*THE TASK:*
Check every line of the material below for the string "приложению", and return the ones that have it.
== ENTRIES ==
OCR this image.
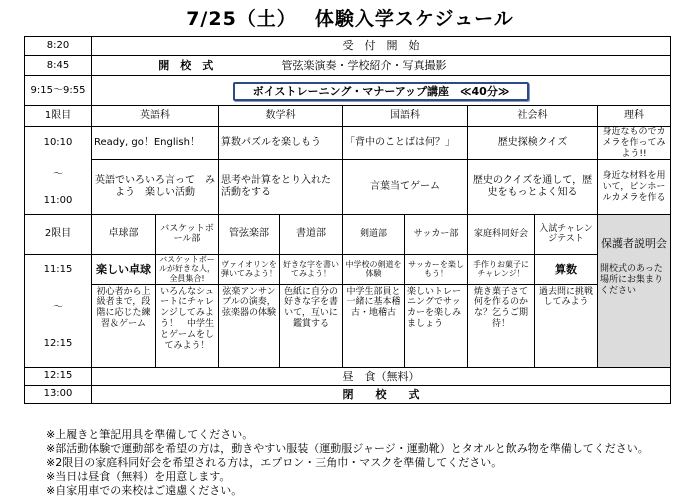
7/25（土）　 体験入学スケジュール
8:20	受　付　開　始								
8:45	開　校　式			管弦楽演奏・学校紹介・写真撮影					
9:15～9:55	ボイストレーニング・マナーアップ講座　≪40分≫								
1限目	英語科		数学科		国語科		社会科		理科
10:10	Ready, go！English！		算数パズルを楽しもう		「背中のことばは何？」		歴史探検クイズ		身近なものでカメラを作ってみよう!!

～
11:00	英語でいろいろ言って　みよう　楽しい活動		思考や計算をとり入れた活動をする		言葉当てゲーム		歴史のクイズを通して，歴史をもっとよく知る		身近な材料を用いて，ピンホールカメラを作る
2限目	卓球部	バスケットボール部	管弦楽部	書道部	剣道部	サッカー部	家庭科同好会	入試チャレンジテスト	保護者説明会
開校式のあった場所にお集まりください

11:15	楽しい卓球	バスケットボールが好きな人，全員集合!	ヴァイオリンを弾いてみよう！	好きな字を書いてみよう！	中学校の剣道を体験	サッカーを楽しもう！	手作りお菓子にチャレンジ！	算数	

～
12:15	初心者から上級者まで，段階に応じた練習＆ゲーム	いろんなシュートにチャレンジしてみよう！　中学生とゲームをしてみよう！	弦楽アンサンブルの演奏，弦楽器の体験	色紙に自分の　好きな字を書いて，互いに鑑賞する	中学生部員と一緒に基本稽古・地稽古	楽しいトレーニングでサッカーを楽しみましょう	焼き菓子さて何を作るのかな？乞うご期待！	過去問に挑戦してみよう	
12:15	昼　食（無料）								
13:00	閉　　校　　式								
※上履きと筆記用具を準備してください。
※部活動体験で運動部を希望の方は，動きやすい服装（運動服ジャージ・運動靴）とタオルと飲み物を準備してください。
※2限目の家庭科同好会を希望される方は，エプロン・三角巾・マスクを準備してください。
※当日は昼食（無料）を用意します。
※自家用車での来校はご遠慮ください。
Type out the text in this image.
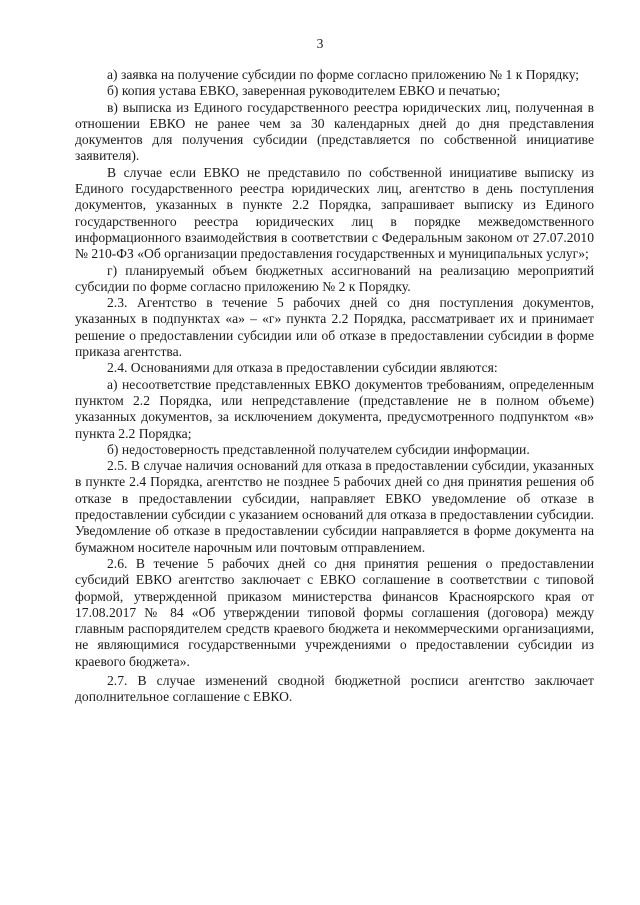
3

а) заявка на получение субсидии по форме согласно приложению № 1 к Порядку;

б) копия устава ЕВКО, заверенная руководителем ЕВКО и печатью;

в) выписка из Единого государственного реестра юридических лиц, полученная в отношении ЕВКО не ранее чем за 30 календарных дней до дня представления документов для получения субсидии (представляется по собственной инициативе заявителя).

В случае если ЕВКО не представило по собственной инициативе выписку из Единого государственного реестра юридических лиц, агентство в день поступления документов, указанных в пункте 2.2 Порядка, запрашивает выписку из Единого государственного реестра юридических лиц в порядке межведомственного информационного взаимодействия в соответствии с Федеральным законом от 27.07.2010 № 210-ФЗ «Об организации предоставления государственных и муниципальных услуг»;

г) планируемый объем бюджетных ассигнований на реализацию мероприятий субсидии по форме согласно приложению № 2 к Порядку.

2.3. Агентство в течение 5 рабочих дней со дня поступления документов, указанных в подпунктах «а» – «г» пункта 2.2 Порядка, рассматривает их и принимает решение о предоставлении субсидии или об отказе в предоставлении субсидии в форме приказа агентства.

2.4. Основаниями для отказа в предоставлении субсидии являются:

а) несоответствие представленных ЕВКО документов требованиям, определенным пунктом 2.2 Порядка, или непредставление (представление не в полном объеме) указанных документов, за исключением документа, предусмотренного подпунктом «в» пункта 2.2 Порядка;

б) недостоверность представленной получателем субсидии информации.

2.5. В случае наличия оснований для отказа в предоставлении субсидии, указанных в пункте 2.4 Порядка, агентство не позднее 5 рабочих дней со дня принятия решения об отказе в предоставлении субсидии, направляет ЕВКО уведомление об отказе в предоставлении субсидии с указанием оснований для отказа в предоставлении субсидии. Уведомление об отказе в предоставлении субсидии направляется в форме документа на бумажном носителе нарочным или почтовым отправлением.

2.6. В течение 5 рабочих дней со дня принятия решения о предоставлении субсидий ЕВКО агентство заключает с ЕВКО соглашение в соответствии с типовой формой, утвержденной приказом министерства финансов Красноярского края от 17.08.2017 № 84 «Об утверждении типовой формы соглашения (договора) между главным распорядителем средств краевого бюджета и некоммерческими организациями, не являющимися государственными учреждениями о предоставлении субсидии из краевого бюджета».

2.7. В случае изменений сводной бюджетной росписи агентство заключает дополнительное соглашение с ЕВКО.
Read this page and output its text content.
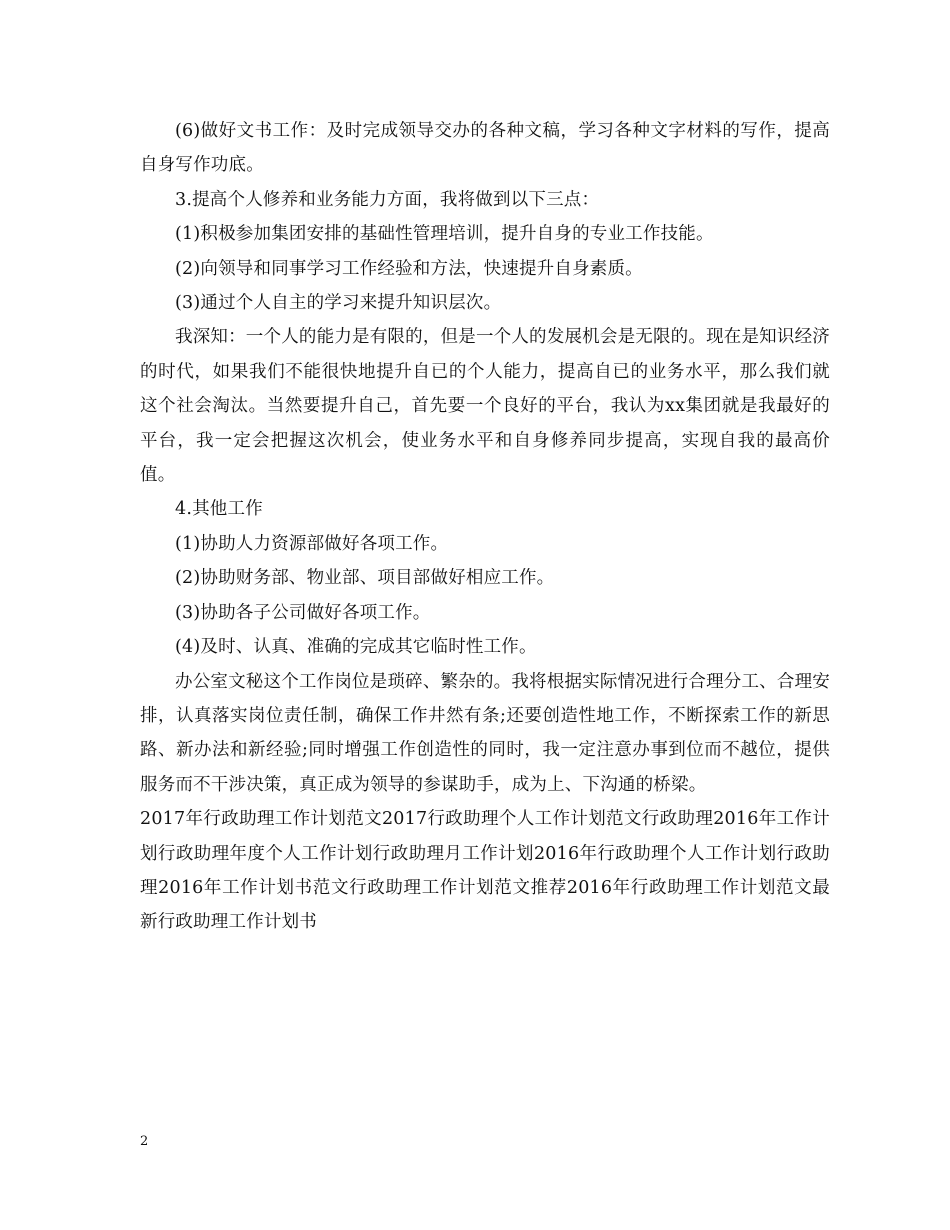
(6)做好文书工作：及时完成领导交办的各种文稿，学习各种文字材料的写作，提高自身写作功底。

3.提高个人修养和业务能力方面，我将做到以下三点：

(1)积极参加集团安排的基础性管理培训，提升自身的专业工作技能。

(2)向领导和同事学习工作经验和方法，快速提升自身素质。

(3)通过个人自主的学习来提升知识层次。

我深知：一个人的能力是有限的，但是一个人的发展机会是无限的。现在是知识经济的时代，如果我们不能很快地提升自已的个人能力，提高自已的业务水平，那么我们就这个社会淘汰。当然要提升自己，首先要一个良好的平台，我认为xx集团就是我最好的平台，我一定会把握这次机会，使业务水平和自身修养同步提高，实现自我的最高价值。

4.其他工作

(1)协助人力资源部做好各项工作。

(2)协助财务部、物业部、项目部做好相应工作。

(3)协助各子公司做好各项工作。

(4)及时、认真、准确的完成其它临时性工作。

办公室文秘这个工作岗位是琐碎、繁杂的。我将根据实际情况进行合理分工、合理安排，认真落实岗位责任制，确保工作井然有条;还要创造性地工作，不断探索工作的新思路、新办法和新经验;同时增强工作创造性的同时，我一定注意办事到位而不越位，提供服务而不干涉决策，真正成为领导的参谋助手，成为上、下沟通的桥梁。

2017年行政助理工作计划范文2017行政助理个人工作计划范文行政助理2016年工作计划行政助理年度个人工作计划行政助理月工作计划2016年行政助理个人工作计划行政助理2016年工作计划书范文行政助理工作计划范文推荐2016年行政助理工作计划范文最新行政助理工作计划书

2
===
*THE RESULT:*
а) заявка на получение субсидии по форме согласно приложению № 1 к Порядку;
г) планируемый объем бюджетных ассигнований на реализацию мероприятий субсидии по форме согласно приложению № 2 к Порядку.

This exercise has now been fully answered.